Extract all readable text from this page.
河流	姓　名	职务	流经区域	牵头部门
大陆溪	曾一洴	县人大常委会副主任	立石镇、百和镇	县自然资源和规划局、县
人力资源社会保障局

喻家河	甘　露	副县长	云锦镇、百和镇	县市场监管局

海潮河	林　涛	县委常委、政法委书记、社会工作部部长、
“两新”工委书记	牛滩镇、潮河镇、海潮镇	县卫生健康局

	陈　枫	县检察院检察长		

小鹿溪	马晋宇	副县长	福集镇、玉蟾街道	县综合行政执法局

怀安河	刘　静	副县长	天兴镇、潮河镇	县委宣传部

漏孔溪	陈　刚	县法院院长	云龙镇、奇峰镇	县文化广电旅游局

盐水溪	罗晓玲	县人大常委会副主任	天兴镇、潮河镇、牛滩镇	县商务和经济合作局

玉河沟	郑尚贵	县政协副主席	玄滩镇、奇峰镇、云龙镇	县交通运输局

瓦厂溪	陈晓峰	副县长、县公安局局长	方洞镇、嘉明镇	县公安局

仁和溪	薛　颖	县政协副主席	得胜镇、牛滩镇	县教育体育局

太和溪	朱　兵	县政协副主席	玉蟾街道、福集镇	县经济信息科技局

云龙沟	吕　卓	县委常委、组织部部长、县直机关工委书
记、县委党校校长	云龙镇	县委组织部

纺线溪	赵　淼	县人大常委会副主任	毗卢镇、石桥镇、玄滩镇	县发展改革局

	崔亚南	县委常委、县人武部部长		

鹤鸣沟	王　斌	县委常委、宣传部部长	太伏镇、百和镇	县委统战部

==========

What you have to do. Every entry above should be retyped exactly as shown.

Task output.
Extract all readable text from this page.
河流	姓　名	职务	流经区域	牵头部门
大陆溪	曾一洴	县人大常委会副主任	立石镇、百和镇	县自然资源和规划局、县
人力资源社会保障局

喻家河	甘　露	副县长	云锦镇、百和镇	县市场监管局

海潮河	林　涛	县委常委、政法委书记、社会工作部部长、
“两新”工委书记	牛滩镇、潮河镇、海潮镇	县卫生健康局

	陈　枫	县检察院检察长		

小鹿溪	马晋宇	副县长	福集镇、玉蟾街道	县综合行政执法局

怀安河	刘　静	副县长	天兴镇、潮河镇	县委宣传部

漏孔溪	陈　刚	县法院院长	云龙镇、奇峰镇	县文化广电旅游局

盐水溪	罗晓玲	县人大常委会副主任	天兴镇、潮河镇、牛滩镇	县商务和经济合作局

玉河沟	郑尚贵	县政协副主席	玄滩镇、奇峰镇、云龙镇	县交通运输局

瓦厂溪	陈晓峰	副县长、县公安局局长	方洞镇、嘉明镇	县公安局

仁和溪	薛　颖	县政协副主席	得胜镇、牛滩镇	县教育体育局

太和溪	朱　兵	县政协副主席	玉蟾街道、福集镇	县经济信息科技局

云龙沟	吕　卓	县委常委、组织部部长、县直机关工委书
记、县委党校校长	云龙镇	县委组织部

纺线溪	赵　淼	县人大常委会副主任	毗卢镇、石桥镇、玄滩镇	县发展改革局

	崔亚南	县委常委、县人武部部长		

鹤鸣沟	王　斌	县委常委、宣传部部长	太伏镇、百和镇	县委统战部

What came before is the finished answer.